§ **Data section**

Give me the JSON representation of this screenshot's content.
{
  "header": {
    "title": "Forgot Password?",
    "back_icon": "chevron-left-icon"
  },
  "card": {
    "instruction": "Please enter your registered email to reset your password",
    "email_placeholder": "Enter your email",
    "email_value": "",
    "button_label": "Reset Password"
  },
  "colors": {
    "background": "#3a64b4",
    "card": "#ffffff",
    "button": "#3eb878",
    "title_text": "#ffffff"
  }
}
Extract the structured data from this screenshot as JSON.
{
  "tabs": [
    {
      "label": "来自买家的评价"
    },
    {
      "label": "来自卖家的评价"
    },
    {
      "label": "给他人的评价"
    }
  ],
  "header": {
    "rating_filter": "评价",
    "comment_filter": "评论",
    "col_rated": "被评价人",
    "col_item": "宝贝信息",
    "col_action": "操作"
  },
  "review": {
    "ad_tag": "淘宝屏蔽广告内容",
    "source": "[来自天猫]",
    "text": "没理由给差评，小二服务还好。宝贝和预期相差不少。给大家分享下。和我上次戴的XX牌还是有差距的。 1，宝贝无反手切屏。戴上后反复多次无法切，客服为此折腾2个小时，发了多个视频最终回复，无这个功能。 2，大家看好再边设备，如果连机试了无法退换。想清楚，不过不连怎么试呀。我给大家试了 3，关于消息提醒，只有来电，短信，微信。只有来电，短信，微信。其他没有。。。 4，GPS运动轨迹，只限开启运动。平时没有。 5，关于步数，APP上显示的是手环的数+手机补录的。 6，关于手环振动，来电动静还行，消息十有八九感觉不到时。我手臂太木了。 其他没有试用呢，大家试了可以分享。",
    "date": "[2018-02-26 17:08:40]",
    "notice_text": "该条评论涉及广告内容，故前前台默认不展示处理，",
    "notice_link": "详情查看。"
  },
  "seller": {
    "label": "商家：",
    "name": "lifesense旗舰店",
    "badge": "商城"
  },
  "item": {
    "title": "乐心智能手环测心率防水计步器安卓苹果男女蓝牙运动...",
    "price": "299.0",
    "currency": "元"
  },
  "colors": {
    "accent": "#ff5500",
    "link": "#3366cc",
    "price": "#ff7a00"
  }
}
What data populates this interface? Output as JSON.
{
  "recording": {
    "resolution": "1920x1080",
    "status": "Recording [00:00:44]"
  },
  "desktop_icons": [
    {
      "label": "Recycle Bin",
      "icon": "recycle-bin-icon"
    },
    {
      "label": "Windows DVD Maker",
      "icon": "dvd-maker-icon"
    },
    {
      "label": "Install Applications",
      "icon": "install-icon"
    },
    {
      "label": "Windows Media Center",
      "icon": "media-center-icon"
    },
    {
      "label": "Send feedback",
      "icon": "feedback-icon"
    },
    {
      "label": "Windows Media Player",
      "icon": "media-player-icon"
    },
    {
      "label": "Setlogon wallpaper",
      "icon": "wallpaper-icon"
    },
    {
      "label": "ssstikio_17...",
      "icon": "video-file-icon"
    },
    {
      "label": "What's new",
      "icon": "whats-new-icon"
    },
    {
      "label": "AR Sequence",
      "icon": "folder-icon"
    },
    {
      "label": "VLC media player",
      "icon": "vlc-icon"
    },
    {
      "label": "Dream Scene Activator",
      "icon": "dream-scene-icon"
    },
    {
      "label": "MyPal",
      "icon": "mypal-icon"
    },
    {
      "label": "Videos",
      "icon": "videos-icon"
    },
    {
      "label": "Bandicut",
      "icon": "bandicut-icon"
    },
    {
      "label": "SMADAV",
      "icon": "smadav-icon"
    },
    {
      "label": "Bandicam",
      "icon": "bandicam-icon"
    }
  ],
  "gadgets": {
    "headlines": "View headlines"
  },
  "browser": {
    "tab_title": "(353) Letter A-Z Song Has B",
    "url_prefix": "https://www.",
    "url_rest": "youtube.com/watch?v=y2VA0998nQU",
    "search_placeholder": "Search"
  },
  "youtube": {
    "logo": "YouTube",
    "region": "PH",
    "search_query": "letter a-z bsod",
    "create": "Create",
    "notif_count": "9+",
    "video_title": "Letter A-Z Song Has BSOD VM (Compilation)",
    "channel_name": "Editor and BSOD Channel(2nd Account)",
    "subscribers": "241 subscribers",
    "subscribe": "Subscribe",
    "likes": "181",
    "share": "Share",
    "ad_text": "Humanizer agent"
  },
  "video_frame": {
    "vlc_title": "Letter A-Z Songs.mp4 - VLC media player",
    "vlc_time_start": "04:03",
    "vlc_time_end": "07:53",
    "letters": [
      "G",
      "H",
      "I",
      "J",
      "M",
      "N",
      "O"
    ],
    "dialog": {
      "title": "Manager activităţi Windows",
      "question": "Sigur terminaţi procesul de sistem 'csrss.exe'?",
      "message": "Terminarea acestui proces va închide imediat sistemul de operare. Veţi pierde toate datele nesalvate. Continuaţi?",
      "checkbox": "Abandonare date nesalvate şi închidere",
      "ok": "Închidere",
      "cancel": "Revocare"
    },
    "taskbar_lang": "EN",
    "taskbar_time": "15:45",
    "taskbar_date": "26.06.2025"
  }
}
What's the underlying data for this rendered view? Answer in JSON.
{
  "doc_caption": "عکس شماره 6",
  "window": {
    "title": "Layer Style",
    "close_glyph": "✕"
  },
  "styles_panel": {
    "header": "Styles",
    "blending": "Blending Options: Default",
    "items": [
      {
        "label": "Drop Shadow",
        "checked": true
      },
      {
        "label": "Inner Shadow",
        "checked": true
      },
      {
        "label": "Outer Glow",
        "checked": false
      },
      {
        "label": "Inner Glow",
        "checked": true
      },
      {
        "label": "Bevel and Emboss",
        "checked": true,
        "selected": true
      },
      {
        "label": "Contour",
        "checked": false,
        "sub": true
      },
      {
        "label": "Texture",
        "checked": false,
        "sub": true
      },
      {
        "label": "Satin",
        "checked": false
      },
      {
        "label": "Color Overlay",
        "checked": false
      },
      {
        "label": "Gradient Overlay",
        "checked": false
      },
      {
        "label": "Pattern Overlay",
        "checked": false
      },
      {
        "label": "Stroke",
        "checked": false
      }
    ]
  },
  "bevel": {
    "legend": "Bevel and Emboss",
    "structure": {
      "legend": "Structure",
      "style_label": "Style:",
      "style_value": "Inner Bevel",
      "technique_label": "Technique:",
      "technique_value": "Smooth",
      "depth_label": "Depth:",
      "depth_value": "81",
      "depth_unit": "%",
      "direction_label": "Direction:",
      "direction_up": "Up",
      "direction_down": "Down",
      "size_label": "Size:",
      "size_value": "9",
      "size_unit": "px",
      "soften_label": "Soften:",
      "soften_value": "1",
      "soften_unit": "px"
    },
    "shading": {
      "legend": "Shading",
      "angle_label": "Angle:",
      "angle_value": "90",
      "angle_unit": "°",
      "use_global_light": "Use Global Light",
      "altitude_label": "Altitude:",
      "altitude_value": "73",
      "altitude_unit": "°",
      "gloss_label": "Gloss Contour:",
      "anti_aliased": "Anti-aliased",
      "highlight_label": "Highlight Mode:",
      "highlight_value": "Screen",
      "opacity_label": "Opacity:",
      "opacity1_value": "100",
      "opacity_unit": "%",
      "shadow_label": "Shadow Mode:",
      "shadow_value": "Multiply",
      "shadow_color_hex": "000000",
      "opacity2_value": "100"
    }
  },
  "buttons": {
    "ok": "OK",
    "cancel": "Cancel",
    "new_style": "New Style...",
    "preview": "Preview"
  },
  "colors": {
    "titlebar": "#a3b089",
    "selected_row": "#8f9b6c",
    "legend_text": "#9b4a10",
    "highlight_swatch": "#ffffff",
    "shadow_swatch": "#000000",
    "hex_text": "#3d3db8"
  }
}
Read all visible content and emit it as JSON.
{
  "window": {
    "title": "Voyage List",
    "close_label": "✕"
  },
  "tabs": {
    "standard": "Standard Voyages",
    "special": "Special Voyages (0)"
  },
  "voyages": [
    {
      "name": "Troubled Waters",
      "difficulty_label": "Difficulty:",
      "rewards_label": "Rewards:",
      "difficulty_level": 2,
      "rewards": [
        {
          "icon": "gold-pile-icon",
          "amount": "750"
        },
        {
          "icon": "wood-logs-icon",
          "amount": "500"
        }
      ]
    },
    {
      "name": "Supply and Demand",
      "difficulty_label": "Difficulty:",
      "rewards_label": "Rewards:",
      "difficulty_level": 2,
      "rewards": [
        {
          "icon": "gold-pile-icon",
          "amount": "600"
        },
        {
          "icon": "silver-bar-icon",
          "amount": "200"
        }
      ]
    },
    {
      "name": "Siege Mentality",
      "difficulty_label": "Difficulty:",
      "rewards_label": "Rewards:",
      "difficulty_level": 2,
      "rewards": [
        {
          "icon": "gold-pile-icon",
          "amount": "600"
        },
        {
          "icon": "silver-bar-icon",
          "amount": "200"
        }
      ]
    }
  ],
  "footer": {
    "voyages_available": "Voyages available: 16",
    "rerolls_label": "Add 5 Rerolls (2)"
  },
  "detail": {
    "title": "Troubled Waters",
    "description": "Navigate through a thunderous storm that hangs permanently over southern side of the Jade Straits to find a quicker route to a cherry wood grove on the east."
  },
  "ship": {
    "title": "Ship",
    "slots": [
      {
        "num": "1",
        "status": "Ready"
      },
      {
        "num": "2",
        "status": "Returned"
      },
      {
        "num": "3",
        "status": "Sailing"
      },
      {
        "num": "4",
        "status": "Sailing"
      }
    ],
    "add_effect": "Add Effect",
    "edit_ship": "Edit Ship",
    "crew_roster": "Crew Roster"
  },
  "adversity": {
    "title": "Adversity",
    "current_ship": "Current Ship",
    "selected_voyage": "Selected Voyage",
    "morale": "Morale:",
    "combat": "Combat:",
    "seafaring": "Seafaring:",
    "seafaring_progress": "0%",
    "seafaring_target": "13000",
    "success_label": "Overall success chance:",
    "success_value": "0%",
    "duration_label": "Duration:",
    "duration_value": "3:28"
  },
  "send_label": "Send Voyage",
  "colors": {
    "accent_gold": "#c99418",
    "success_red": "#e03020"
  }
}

§ **Exercise details**
Tally the lines holding the string "Windows" and give only the count.

§ **Worked solution**
4